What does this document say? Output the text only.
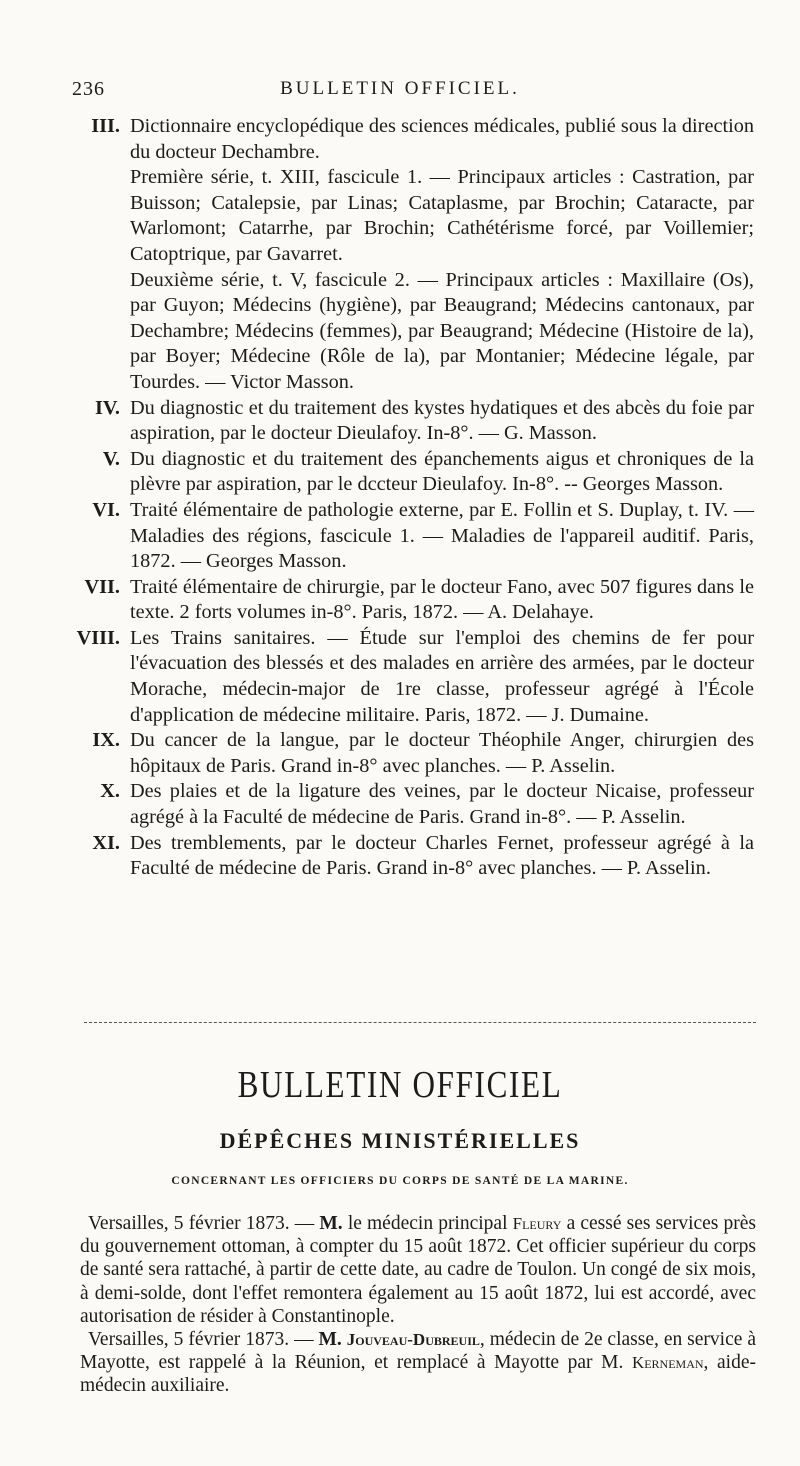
236	BULLETIN OFFICIEL.
III. Dictionnaire encyclopédique des sciences médicales, publié sous la direction du docteur Dechambre.

Première série, t. XIII, fascicule 1. — Principaux articles : Castration, par Buisson; Catalepsie, par Linas; Cataplasme, par Brochin; Cataracte, par Warlomont; Catarrhe, par Brochin; Cathétérisme forcé, par Voillemier; Catoptrique, par Gavarret.

Deuxième série, t. V, fascicule 2. — Principaux articles : Maxillaire (Os), par Guyon; Médecins (hygiène), par Beaugrand; Médecins cantonaux, par Dechambre; Médecins (femmes), par Beaugrand; Médecine (Histoire de la), par Boyer; Médecine (Rôle de la), par Montanier; Médecine légale, par Tourdes. — Victor Masson.

IV. Du diagnostic et du traitement des kystes hydatiques et des abcès du foie par aspiration, par le docteur Dieulafoy. In-8°. — G. Masson.

V. Du diagnostic et du traitement des épanchements aigus et chroniques de la plèvre par aspiration, par le dccteur Dieulafoy. In-8°. -- Georges Masson.

VI. Traité élémentaire de pathologie externe, par E. Follin et S. Duplay, t. IV. — Maladies des régions, fascicule 1. — Maladies de l'appareil auditif. Paris, 1872. — Georges Masson.

VII. Traité élémentaire de chirurgie, par le docteur Fano, avec 507 figures dans le texte. 2 forts volumes in-8°. Paris, 1872. — A. Delahaye.

VIII. Les Trains sanitaires. — Étude sur l'emploi des chemins de fer pour l'évacuation des blessés et des malades en arrière des armées, par le docteur Morache, médecin-major de 1re classe, professeur agrégé à l'École d'application de médecine militaire. Paris, 1872. — J. Dumaine.

IX. Du cancer de la langue, par le docteur Théophile Anger, chirurgien des hôpitaux de Paris. Grand in-8° avec planches. — P. Asselin.

X. Des plaies et de la ligature des veines, par le docteur Nicaise, professeur agrégé à la Faculté de médecine de Paris. Grand in-8°. — P. Asselin.

XI. Des tremblements, par le docteur Charles Fernet, professeur agrégé à la Faculté de médecine de Paris. Grand in-8° avec planches. — P. Asselin.

BULLETIN OFFICIEL
DÉPÊCHES MINISTÉRIELLES
CONCERNANT LES OFFICIERS DU CORPS DE SANTÉ DE LA MARINE.

Versailles, 5 février 1873. — M. le médecin principal Fleury a cessé ses services près du gouvernement ottoman, à compter du 15 août 1872. Cet officier supérieur du corps de santé sera rattaché, à partir de cette date, au cadre de Toulon. Un congé de six mois, à demi-solde, dont l'effet remontera également au 15 août 1872, lui est accordé, avec autorisation de résider à Constantinople.

Versailles, 5 février 1873. — M. Jouveau-Dubreuil, médecin de 2e classe, en service à Mayotte, est rappelé à la Réunion, et remplacé à Mayotte par M. Kerneman, aide-médecin auxiliaire.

* **Task goal**
In the entries above, find each line with the word "série" and copy it.

* **Task output**
Première série, t. XIII, fascicule 1. — Principaux articles : Castration, par Buisson; Catalepsie, par Linas; Cataplasme, par Brochin; Cataracte, par Warlomont; Catarrhe, par Brochin; Cathétérisme forcé, par Voillemier; Catoptrique, par Gavarret.
Deuxième série, t. V, fascicule 2. — Principaux articles : Maxillaire (Os), par Guyon; Médecins (hygiène), par Beaugrand; Médecins cantonaux, par Dechambre; Médecins (femmes), par Beaugrand; Médecine (Histoire de la), par Boyer; Médecine (Rôle de la), par Montanier; Médecine légale, par Tourdes. — Victor Masson.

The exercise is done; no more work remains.